**Data section**
+++
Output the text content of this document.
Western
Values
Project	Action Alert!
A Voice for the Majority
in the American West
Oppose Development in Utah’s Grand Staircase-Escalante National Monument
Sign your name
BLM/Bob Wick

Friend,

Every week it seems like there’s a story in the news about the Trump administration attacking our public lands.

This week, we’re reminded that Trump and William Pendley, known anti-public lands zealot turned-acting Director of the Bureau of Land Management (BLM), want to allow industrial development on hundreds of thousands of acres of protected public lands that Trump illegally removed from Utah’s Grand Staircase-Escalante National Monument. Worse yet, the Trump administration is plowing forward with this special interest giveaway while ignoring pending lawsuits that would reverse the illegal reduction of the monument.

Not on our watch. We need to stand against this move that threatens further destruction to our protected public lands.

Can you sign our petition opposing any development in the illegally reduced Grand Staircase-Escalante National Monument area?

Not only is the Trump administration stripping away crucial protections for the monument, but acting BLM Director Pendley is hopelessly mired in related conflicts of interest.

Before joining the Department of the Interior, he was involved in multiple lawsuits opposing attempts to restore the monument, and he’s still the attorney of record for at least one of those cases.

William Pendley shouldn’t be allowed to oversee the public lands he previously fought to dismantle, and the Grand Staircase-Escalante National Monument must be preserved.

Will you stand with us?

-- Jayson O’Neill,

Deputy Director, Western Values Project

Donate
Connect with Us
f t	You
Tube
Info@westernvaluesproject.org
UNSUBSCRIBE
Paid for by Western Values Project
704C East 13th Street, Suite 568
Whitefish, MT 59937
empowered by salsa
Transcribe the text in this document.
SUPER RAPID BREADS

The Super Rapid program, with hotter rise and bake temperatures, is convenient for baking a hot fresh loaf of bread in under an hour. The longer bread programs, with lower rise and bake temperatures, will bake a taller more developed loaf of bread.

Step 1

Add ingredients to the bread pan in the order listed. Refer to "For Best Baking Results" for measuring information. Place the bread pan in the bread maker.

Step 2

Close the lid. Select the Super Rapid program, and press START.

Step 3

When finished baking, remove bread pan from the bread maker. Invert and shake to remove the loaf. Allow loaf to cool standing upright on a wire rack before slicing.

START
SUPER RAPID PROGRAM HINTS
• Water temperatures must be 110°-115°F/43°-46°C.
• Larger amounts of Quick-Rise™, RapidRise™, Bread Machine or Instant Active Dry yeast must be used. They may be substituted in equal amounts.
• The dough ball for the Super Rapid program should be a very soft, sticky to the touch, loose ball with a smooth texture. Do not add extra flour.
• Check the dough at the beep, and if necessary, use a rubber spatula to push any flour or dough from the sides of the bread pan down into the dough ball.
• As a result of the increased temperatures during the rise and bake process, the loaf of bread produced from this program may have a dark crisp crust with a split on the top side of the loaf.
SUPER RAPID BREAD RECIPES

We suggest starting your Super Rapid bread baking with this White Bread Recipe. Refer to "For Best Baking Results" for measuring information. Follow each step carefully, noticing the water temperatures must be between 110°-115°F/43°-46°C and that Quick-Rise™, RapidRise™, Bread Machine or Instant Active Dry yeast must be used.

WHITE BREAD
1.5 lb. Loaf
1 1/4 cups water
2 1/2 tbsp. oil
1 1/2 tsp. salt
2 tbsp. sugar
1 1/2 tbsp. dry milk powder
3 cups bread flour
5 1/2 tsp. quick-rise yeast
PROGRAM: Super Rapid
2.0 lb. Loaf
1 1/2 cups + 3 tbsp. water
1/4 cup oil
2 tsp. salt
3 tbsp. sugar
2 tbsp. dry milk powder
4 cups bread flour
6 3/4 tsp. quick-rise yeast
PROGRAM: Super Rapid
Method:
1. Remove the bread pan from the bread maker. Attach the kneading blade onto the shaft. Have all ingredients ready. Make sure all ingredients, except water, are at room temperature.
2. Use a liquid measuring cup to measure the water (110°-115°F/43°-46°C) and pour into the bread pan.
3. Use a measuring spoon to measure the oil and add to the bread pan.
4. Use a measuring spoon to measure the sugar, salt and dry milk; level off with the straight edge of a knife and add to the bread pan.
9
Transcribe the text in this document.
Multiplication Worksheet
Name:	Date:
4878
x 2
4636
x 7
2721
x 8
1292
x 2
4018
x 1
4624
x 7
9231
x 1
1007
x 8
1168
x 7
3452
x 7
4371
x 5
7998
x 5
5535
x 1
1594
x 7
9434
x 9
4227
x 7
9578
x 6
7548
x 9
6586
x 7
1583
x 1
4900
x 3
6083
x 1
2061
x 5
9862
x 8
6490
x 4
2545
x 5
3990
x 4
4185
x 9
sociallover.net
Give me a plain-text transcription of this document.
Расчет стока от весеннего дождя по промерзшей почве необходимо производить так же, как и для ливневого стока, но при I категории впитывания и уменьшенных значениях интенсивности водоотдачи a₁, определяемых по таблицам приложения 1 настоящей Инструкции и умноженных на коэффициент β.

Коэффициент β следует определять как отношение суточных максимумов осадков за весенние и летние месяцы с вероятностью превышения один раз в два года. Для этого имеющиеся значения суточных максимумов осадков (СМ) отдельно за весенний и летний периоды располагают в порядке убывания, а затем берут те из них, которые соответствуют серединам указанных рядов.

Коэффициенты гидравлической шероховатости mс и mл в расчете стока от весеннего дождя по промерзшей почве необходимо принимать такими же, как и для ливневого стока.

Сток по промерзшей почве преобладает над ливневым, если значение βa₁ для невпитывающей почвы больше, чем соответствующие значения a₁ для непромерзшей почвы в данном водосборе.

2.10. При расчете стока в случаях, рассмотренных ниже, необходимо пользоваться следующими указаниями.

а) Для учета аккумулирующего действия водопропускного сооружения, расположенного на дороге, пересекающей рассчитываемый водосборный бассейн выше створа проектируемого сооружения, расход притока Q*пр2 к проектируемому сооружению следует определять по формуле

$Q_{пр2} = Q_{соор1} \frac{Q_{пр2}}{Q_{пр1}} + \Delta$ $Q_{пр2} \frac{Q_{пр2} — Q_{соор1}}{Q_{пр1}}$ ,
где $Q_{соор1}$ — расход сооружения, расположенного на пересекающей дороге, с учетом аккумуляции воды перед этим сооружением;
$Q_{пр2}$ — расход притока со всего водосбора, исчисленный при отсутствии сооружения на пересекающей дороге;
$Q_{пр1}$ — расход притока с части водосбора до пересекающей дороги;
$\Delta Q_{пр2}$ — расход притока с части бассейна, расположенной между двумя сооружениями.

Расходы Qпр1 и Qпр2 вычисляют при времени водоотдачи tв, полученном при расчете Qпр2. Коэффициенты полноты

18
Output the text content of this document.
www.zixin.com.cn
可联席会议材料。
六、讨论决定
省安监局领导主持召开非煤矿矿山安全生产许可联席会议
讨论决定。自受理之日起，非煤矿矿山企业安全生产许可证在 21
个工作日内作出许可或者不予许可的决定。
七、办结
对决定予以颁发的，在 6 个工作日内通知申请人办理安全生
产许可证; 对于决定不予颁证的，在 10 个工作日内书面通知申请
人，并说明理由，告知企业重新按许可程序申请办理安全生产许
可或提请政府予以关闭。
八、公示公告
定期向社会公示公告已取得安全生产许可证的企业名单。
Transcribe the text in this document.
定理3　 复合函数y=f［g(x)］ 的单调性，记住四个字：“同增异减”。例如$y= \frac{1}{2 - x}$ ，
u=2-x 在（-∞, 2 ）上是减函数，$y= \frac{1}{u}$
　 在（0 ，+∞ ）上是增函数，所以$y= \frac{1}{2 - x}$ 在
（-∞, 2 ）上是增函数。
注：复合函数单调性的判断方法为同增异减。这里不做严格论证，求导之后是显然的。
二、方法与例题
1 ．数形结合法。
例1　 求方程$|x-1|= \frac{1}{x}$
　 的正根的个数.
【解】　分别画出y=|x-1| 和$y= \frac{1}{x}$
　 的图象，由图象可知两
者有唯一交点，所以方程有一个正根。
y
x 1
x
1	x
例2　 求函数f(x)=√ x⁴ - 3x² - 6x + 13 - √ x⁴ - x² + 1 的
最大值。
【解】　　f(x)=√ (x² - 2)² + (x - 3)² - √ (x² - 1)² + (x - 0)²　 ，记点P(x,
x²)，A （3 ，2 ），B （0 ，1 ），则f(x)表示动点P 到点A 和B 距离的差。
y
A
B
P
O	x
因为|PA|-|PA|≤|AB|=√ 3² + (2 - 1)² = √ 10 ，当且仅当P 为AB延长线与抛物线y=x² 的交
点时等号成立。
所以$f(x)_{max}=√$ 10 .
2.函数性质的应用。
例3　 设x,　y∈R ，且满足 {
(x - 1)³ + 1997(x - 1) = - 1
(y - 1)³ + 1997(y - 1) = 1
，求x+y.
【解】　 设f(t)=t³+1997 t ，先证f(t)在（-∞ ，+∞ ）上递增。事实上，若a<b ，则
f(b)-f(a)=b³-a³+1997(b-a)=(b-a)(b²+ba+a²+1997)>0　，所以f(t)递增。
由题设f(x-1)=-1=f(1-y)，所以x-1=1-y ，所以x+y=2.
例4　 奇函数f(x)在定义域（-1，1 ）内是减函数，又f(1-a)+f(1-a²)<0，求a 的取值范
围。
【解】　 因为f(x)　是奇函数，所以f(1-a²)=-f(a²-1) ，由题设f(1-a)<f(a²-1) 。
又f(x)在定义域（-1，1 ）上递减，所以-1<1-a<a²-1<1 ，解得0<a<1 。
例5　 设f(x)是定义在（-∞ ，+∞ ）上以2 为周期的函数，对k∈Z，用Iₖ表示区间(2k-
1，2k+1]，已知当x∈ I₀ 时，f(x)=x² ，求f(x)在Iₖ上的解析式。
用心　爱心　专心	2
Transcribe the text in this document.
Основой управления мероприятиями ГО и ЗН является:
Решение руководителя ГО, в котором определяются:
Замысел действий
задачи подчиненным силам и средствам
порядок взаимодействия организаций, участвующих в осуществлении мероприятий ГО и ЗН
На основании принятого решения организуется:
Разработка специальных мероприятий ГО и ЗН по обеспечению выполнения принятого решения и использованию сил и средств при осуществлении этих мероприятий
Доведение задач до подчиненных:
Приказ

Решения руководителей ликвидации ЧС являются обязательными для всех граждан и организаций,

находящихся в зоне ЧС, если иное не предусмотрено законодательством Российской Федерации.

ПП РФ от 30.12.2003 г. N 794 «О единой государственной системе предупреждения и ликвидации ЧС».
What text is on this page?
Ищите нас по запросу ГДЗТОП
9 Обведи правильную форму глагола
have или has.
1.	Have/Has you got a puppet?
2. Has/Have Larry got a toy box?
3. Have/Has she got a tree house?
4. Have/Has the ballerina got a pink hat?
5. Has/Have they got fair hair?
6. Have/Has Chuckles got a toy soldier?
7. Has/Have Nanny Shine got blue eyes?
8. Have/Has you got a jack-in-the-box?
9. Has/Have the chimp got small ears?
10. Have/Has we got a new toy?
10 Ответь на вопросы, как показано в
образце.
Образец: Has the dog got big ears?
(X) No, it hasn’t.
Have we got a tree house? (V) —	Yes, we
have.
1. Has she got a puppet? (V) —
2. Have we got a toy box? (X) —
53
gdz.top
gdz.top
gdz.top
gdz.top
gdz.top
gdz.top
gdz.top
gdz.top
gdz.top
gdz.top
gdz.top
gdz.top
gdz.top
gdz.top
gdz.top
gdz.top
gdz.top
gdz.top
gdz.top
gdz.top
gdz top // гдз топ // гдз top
+++
**Exercise**
Report how many lines in these entries contain "temperatures". Answer with the number only.

**Task result**
4